* [REQUIREMENT]: Find every line in the records below that holds the word "Give", and copy each one.

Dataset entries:
------------------------------------------------

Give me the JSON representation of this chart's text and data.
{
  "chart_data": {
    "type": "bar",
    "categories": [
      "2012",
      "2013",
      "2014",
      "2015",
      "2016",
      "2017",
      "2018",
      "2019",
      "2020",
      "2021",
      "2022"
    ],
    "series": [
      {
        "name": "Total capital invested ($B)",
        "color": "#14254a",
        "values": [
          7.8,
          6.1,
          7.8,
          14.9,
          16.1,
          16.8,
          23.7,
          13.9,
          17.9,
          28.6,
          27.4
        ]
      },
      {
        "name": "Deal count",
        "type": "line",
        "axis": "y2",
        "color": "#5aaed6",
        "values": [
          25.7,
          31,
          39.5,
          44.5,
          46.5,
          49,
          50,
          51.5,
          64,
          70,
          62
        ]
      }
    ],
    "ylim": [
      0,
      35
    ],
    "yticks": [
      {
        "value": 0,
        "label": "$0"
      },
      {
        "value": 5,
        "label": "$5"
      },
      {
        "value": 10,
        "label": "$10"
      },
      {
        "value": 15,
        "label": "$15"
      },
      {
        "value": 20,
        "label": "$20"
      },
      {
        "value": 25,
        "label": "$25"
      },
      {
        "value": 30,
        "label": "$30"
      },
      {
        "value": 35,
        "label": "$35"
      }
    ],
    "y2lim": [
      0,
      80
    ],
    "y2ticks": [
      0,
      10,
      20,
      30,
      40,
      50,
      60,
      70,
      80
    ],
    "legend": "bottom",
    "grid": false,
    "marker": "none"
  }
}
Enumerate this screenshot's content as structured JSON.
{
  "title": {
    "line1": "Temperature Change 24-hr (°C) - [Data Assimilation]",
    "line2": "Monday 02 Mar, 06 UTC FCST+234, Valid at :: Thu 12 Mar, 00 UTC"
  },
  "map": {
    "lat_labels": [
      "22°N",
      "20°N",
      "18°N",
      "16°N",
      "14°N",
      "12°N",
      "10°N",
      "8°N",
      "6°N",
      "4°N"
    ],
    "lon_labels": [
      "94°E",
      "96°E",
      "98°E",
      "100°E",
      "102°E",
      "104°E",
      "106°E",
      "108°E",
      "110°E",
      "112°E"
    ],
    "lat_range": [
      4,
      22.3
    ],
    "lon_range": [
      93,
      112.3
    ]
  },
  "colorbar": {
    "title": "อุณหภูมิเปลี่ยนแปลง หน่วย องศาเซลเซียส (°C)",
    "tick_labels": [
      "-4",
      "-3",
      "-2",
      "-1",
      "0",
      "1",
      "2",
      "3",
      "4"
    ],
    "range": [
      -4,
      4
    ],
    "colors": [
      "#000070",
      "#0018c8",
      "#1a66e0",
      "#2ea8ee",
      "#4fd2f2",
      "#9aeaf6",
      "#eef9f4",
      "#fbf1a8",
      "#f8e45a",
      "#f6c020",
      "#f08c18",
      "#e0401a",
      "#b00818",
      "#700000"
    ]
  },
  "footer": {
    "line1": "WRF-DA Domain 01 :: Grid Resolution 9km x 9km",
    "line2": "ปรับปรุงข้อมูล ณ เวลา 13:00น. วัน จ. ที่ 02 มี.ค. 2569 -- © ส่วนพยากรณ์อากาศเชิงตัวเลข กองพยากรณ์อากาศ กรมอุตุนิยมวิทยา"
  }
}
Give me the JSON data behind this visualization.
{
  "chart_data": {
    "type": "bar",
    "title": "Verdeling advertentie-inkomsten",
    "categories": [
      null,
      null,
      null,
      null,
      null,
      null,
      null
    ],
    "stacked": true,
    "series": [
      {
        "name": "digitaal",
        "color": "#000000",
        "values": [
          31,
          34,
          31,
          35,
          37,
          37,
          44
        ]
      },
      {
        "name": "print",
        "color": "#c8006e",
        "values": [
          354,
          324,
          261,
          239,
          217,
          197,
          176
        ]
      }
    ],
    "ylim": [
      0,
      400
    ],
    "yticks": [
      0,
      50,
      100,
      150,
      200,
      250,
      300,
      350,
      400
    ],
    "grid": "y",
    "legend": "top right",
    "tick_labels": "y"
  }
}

------------------------------------------------

* [WORKED ANSWER]:
Give me the JSON representation of this chart's text and data.
Give me the JSON data behind this visualization.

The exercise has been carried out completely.